▸ PETUNJUK:
a - Salinlah dengan tepat bagian teks tentang Sultan Mahmud Muzaffarsyah, mulai dari "Oleh Muhammad Natsir" sampai dengan "Mahmud Sang Pembangkang.".
b - Tuliskan lanjutan teks tentang Sultan Mahmud Muzaffarsyah, dimulai sesudah kalimat terakhir yang tercantum.

▸ PETIKAN TEKS:
——
Oleh Muhammad Natsir Tahar
(Kata Pengantar Buku Mahmud Sang Pembangkang – Rida K Liamsi)
Sultan
Mahmud Muzaffarsyah ibarat spektrum, ia teramati sebagai sekumpulan warna,
cahaya dan gelombang. Zaman ketika ia hidup seumpama kaca prisma dalam
percobaan optika Isaac Newton, yakni objek tunggal yang dilewati oleh semua
pecahan warna. Jika segala dimensi yang terkandung di dalam khazanah sejarah
Melayu, seluruh literatur usang, kronika, sobekan – sobekan tersisa, jejak –
jejak epik Melayu, aksioma hingga mitologi itu diperas menjadi tiga kata, maka
ia adalah: Mahmud Sang Pembangkang.
——
Daftar letak elemen

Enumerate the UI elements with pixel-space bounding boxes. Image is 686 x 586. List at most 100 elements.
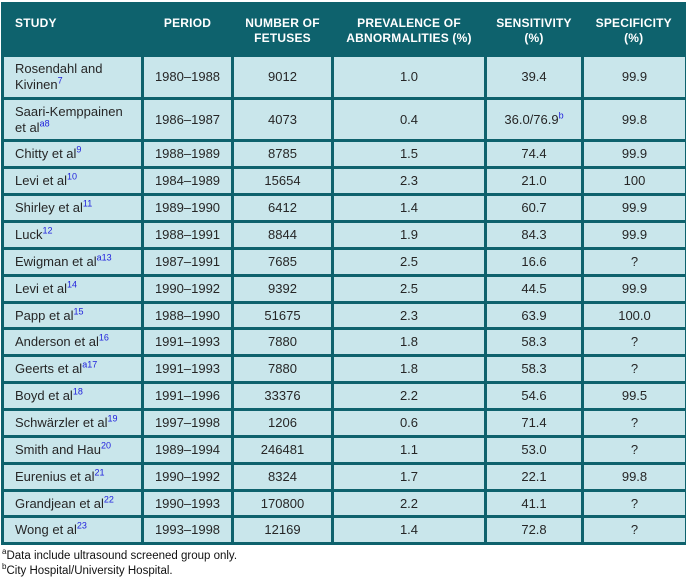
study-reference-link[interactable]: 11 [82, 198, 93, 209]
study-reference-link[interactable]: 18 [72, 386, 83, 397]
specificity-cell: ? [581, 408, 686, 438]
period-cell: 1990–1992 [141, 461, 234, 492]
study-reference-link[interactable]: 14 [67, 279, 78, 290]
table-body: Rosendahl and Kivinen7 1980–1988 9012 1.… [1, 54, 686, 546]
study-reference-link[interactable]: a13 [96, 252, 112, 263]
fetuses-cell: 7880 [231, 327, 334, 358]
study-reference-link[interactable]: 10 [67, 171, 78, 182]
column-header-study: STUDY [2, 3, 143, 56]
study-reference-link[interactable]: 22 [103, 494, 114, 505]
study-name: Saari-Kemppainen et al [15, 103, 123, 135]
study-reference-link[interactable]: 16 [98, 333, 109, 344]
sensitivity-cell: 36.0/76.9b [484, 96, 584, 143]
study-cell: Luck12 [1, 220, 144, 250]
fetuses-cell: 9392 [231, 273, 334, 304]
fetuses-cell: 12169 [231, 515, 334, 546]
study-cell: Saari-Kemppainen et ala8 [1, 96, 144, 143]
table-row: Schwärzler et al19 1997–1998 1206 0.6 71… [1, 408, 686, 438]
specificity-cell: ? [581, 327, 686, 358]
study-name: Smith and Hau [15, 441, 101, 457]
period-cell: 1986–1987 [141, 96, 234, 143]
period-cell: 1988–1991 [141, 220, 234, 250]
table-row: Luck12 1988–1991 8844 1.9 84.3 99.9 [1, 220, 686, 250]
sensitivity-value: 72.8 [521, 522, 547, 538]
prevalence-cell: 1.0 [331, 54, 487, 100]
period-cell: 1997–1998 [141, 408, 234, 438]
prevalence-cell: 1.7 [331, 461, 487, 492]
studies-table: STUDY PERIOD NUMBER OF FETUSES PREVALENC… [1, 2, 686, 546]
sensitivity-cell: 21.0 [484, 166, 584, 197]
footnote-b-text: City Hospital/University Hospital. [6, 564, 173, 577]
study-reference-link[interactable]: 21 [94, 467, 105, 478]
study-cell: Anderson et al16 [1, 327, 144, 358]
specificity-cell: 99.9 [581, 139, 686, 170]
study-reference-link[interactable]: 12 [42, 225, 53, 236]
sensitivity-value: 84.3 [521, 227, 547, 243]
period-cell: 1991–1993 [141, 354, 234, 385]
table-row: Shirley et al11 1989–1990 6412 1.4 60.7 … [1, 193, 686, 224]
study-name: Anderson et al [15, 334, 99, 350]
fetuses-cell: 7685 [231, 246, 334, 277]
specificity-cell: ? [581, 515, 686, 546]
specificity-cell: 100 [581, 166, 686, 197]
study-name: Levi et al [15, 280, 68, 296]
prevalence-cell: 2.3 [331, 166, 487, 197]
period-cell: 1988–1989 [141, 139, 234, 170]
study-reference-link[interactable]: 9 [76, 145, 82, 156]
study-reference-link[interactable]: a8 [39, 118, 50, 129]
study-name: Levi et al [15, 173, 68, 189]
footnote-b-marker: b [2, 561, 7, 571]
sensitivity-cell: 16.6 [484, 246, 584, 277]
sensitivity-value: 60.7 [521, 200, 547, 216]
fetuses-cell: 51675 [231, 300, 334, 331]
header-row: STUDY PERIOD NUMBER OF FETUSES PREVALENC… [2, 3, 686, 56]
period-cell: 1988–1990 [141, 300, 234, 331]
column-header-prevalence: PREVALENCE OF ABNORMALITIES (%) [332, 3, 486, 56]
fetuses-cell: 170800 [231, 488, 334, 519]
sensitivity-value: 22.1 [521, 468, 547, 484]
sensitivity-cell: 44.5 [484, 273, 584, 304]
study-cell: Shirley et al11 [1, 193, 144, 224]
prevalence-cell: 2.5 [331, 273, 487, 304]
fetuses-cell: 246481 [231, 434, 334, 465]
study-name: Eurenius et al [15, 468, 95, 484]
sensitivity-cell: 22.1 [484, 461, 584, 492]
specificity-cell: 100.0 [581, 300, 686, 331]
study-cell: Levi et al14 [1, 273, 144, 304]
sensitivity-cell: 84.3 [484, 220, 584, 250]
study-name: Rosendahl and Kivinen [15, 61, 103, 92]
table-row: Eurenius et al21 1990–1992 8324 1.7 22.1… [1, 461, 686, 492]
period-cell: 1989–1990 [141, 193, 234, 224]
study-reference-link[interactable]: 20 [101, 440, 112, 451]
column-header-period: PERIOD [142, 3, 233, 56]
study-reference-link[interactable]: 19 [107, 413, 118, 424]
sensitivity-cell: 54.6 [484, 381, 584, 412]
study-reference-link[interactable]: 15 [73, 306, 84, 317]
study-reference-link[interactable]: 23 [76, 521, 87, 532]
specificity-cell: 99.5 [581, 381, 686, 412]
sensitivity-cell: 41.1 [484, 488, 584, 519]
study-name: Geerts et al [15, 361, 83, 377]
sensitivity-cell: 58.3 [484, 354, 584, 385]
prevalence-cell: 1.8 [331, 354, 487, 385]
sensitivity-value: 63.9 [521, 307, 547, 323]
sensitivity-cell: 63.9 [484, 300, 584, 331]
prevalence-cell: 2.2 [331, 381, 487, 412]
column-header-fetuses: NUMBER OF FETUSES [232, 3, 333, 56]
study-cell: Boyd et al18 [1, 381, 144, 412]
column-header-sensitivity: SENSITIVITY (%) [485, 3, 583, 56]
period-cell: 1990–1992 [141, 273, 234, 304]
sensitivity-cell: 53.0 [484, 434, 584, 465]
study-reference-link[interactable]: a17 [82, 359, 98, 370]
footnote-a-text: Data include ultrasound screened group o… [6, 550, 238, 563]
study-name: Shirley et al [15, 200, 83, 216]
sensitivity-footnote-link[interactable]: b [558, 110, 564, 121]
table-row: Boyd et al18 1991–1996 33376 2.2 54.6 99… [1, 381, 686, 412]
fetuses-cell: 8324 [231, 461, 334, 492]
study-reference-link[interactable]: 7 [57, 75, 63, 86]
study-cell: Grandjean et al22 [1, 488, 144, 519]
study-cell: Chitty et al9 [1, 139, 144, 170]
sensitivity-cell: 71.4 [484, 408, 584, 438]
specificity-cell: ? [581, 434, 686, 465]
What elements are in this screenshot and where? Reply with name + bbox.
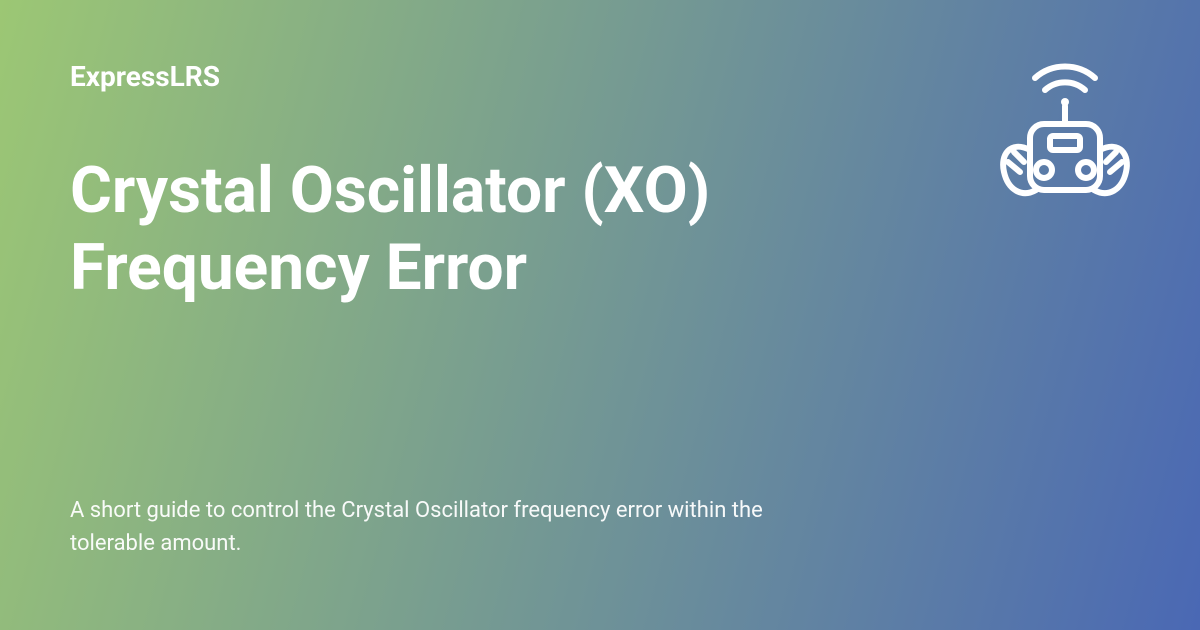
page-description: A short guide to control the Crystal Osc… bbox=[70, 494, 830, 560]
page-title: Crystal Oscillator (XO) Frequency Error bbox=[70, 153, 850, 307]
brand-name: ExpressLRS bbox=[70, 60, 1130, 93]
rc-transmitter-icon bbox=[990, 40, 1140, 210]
——
▸ HASIL TIAP TUGAS:
a -
Oleh Muhammad Natsir Tahar
(Kata Pengantar Buku Mahmud Sang Pembangkang – Rida K Liamsi)
Sultan
Mahmud Muzaffarsyah ibarat spektrum, ia teramati sebagai sekumpulan warna,
cahaya dan gelombang. Zaman ketika ia hidup seumpama kaca prisma dalam
percobaan optika Isaac Newton, yakni objek tunggal yang dilewati oleh semua
pecahan warna. Jika segala dimensi yang terkandung di dalam khazanah sejarah
Melayu, seluruh literatur usang, kronika, sobekan – sobekan tersisa, jejak –
jejak epik Melayu, aksioma hingga mitologi itu diperas menjadi tiga kata, maka
ia adalah: Mahmud Sang Pembangkang.

b -
Salam
takzim dan angkat topi tinggi – tinggi untuk Datok Seri Lela Budaya Rida K
Liamsi – selanjutnya disingkat RDK - yang telah berpenat – penat menulis buku
ini. Hampir segala anasir yang pernah ada dalam gulungan besar sejarah Melayu sudah
termaktub di dalamnya. Sebagian terpapar secara eksplisit, kemudian implisit
dan sebagian lagi dalam bentuk clue. Adalah
tugas kita dan generasi mendatang untuk memecahkan teka – teki itu.
Jika
sejarah ditulis oleh seorang historian,
yang kita dapat adalah literatur akademik an
sich. Tapi bila dibiarkan seorang budayawan melakukan hal yang sama, ia
akan coba mencerap semua dimensi sebagai satu kesatuan dan berusaha memadatkan
rentang waktu yang demikian panjang, seperti Agustinus dalam De Civitate Dei telah menggambarkan bahwa
sejarah sebagai pembeberan dari kemauan Tuhan mulai hari penciptaan alam sampai
hari kiamat. Sejarah oleh Budayawan RDK adalah senyawa holistik antara teks,
konteks, energi dan filosofi. Buku ini tak cukup disebut semi sejarah, tepatnya
Sejarah Plus.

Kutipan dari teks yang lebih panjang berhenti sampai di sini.